Objective. Show every line of the records below that contains the word "France".

Extracted material.
■ ■ ■ ■ ■ ■ ■

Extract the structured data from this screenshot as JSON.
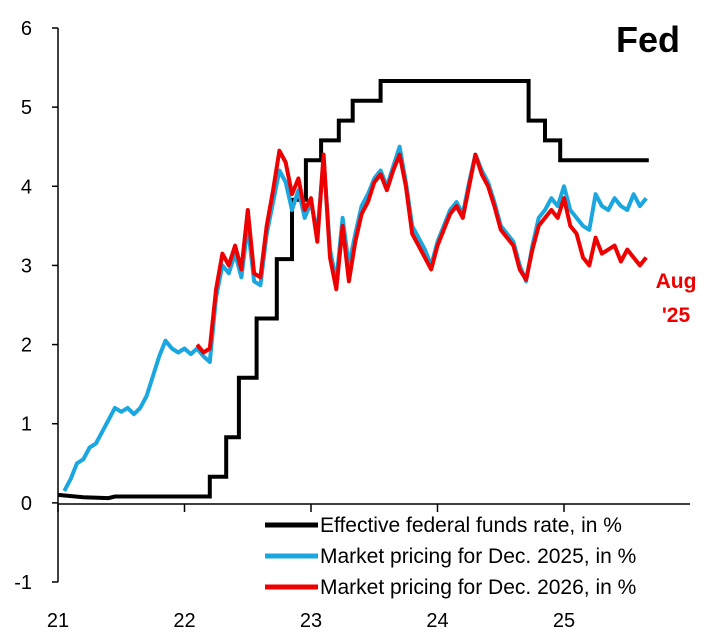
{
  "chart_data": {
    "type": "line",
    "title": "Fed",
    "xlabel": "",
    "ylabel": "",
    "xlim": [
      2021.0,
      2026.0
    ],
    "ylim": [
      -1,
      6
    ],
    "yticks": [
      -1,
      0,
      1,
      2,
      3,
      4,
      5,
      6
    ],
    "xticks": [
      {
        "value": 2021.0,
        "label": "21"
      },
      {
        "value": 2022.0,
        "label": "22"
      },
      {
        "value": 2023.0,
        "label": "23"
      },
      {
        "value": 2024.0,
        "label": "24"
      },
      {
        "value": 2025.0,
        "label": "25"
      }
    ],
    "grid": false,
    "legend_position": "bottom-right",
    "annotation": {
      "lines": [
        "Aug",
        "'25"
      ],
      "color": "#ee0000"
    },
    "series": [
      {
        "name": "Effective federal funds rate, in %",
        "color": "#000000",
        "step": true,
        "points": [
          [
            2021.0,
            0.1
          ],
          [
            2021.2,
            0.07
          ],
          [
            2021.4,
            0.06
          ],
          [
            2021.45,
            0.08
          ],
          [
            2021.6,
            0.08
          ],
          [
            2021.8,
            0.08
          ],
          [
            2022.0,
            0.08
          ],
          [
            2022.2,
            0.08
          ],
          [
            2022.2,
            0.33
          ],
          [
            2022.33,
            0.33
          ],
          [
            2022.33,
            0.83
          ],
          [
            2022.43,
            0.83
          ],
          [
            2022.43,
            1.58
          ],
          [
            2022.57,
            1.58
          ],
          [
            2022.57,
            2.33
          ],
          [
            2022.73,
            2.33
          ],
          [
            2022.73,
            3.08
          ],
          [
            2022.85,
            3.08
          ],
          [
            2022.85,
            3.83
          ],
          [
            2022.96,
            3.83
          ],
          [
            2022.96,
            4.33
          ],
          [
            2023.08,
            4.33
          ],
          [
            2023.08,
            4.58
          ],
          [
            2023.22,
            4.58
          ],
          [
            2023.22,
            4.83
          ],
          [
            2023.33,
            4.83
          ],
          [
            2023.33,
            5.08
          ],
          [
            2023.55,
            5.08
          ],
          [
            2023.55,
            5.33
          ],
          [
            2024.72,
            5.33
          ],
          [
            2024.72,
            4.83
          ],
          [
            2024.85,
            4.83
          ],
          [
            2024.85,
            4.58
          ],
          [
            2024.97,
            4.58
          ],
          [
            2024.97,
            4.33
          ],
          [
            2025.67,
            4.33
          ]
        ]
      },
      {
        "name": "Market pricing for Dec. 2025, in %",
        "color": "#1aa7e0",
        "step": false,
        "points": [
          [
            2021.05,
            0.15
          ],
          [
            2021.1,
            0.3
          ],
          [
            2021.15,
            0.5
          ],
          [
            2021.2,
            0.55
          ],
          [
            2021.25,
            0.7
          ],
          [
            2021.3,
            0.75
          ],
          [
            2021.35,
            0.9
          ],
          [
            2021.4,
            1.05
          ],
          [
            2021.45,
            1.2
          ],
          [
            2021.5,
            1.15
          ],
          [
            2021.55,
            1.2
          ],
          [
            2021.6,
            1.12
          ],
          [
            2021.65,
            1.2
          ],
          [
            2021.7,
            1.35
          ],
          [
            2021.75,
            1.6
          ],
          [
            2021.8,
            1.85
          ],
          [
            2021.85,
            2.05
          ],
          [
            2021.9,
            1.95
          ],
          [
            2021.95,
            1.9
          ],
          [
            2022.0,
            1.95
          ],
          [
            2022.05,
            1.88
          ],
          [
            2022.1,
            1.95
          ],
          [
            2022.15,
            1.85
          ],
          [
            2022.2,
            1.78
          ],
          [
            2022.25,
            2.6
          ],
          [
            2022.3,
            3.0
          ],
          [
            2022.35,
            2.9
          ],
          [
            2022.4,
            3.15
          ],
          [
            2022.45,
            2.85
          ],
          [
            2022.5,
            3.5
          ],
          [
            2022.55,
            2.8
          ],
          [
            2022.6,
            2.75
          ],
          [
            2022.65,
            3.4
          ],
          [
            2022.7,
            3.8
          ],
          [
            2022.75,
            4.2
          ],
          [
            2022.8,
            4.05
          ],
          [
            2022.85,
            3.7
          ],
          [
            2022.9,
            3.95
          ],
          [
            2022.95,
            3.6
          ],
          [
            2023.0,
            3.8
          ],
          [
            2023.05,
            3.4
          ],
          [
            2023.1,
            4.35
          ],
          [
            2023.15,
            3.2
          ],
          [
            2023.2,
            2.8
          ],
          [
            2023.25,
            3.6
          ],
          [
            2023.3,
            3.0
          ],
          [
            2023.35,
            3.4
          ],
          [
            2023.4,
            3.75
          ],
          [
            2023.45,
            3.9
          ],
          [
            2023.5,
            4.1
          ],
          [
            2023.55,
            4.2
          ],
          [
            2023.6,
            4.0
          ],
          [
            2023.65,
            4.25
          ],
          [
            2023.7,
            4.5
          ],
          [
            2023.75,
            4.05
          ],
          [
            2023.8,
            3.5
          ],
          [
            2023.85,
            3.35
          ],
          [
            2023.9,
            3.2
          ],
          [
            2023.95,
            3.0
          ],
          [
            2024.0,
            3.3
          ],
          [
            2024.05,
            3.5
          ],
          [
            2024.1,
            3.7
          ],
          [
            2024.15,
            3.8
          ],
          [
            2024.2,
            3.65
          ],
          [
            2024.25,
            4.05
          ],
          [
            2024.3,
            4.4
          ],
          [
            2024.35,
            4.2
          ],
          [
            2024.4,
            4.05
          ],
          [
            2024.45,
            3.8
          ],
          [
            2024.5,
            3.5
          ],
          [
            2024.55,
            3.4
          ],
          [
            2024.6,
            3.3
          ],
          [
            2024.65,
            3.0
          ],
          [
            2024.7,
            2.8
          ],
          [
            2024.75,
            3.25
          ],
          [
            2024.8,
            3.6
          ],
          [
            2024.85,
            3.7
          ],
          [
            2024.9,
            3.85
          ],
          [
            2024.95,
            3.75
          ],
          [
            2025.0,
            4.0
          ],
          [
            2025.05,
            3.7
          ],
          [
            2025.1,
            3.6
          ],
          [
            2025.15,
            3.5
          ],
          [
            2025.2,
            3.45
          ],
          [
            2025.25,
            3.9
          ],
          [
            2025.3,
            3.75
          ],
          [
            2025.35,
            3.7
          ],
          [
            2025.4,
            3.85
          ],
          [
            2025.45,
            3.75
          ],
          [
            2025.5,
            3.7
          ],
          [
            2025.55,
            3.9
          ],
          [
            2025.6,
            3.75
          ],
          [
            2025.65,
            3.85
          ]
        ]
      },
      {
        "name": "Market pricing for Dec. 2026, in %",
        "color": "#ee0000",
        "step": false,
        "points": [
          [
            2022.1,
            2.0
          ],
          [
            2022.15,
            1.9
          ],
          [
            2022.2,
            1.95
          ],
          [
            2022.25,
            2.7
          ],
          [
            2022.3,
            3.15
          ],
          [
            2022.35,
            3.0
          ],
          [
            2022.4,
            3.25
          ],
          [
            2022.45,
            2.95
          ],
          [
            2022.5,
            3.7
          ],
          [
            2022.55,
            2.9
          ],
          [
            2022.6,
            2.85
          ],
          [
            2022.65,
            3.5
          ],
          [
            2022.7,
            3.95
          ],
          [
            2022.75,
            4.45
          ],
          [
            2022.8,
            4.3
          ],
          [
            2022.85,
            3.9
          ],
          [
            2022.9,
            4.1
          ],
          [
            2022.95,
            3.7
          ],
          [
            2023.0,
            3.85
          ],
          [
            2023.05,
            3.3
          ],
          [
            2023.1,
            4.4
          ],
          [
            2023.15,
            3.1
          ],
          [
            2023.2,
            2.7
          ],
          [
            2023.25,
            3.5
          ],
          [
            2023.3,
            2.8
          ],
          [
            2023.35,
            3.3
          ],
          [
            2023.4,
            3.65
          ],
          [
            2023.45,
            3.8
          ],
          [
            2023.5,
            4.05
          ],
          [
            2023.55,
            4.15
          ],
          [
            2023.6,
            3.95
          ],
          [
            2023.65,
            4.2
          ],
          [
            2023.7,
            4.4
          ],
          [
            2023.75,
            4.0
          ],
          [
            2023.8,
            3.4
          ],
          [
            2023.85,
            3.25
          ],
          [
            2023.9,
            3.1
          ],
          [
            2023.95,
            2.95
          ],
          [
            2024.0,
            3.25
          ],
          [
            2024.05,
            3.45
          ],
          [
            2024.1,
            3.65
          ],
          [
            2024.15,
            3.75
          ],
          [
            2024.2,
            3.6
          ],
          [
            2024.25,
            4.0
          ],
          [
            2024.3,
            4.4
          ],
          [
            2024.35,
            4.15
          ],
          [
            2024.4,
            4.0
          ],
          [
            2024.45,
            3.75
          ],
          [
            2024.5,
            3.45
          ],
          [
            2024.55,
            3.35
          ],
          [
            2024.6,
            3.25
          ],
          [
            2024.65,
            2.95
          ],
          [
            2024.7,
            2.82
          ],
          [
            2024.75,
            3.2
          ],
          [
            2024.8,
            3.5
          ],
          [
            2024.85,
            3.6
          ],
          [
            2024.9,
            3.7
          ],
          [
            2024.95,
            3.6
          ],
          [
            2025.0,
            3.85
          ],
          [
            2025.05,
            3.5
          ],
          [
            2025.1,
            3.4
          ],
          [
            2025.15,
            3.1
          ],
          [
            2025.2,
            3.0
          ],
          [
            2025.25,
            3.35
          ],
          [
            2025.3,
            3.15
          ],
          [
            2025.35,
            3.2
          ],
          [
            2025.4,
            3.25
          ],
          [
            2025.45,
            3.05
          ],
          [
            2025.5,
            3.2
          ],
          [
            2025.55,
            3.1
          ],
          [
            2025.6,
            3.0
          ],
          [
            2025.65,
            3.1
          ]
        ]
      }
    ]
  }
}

■ ■ ■ ■ ■ ■ ■

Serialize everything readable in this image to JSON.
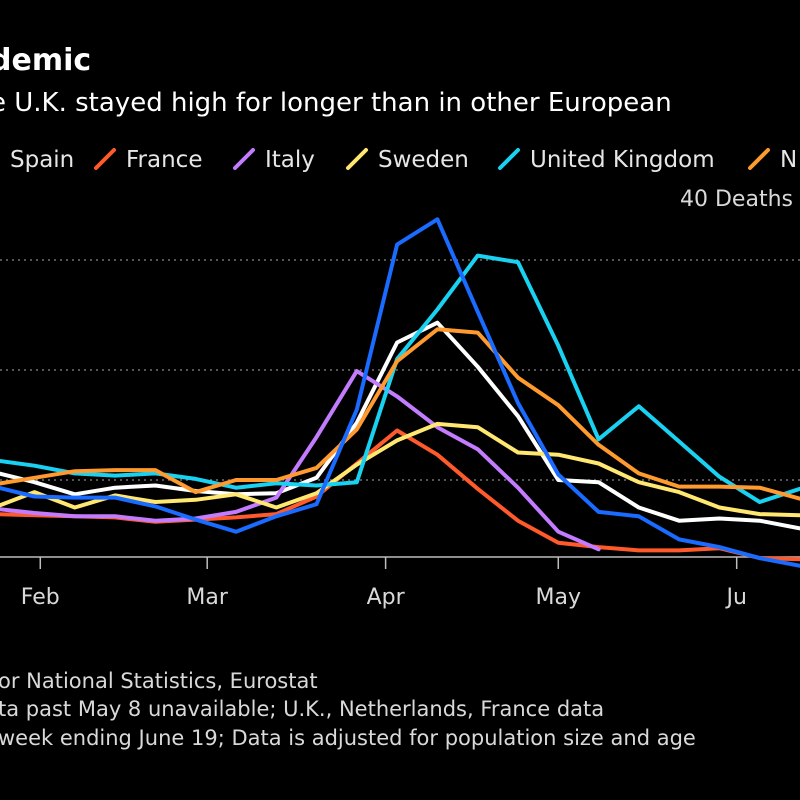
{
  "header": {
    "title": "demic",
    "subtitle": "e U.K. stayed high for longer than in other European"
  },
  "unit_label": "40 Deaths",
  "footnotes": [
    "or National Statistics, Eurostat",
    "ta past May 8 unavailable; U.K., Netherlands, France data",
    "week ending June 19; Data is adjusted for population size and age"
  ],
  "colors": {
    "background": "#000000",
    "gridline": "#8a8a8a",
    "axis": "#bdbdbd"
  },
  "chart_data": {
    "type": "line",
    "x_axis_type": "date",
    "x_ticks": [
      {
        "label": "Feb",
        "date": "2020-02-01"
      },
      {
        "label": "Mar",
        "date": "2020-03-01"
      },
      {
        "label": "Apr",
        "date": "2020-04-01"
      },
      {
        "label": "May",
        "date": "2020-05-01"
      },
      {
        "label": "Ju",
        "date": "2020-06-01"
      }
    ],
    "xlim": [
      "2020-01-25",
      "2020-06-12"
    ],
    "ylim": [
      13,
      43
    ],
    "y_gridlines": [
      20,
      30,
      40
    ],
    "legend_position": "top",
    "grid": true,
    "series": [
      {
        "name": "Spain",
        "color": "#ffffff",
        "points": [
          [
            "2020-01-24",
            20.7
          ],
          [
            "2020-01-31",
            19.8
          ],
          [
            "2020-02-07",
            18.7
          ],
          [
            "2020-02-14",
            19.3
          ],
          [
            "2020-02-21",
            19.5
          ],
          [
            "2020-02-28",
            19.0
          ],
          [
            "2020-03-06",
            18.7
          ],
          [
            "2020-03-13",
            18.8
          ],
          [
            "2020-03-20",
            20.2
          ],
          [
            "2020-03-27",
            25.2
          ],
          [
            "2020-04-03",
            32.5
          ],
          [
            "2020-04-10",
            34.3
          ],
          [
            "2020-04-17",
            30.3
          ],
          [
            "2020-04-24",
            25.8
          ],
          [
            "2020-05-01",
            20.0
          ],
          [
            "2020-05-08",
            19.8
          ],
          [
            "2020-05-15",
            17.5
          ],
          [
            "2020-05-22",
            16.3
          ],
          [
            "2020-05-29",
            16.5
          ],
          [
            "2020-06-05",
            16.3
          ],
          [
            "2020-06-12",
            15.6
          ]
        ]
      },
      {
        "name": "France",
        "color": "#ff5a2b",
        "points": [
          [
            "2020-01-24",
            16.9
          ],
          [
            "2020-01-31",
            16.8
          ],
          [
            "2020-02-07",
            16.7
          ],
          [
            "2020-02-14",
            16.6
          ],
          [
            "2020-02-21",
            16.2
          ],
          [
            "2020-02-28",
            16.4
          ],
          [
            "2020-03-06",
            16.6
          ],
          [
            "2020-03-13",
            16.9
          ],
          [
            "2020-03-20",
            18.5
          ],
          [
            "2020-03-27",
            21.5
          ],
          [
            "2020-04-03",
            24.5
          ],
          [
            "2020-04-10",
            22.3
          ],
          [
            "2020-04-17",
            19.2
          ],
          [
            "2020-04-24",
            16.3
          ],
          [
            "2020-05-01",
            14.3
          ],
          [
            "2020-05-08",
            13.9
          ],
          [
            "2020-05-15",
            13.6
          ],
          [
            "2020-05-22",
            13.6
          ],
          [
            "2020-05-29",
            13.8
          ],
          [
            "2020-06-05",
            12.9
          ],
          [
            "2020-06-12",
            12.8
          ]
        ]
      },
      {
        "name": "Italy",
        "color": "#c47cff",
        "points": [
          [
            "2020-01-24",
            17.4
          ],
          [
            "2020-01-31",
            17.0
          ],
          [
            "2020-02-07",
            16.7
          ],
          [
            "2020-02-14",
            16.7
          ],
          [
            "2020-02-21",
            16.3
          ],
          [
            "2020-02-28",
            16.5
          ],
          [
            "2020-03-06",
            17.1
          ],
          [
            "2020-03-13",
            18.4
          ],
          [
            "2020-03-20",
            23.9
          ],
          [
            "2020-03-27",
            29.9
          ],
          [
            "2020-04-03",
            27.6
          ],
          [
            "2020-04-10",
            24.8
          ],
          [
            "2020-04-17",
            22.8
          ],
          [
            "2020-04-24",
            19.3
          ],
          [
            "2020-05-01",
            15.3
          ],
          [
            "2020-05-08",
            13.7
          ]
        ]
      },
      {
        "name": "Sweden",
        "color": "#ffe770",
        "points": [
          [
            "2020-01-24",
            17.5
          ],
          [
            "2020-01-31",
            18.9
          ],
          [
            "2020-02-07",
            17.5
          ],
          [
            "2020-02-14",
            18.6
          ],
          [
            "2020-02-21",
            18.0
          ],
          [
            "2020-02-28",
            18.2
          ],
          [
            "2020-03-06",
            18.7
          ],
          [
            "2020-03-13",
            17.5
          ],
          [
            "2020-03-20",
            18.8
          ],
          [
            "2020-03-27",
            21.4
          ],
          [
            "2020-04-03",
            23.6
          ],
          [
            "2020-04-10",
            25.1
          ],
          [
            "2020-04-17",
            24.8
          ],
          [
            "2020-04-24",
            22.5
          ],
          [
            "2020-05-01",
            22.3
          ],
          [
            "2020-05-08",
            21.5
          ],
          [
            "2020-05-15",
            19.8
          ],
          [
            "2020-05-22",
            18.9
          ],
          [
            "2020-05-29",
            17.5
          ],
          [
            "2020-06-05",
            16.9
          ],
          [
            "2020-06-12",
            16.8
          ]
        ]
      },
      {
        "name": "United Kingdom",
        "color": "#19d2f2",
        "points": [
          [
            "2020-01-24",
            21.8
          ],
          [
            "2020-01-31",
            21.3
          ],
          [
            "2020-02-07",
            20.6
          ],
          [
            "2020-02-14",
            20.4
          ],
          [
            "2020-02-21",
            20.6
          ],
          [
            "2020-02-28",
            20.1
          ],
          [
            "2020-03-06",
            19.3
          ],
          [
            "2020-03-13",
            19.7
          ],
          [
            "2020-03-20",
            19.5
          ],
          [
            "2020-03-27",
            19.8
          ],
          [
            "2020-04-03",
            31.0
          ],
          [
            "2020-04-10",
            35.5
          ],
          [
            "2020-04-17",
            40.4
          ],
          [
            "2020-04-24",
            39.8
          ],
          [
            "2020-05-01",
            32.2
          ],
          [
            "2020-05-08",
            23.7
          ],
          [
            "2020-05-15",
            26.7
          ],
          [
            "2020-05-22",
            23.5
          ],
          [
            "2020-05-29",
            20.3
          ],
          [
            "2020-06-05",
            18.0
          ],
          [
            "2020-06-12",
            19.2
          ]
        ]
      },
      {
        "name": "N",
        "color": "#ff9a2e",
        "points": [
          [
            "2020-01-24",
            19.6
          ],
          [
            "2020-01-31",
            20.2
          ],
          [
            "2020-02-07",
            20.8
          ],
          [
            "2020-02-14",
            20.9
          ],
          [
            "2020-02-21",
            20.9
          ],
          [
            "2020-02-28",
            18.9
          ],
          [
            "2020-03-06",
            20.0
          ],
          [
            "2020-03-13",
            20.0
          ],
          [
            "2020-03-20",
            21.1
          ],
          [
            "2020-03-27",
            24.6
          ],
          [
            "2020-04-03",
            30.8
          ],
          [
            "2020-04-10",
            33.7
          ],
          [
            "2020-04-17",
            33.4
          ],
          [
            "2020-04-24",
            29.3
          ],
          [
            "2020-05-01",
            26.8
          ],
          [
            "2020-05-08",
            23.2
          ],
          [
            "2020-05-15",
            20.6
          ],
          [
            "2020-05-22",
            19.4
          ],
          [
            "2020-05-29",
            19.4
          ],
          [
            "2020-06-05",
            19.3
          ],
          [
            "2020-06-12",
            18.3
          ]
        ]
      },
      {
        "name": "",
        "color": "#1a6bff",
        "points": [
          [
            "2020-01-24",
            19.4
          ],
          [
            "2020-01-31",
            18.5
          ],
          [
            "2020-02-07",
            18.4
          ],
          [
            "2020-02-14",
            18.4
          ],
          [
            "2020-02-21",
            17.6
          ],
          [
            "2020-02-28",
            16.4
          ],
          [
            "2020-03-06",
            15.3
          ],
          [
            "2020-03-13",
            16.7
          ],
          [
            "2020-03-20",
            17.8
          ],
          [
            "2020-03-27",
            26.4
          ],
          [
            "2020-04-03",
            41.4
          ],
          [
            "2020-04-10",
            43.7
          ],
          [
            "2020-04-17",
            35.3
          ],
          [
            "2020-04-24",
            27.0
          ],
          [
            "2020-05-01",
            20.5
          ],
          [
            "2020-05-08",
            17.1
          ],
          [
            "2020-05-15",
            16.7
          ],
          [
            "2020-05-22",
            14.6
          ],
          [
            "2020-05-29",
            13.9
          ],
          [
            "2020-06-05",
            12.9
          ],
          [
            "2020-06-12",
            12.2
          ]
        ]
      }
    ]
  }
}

■ ■ ■ ■ ■ ■ ■

Exercise solution.
    "ta past May 8 unavailable; U.K., Netherlands, France data",
        "name": "France",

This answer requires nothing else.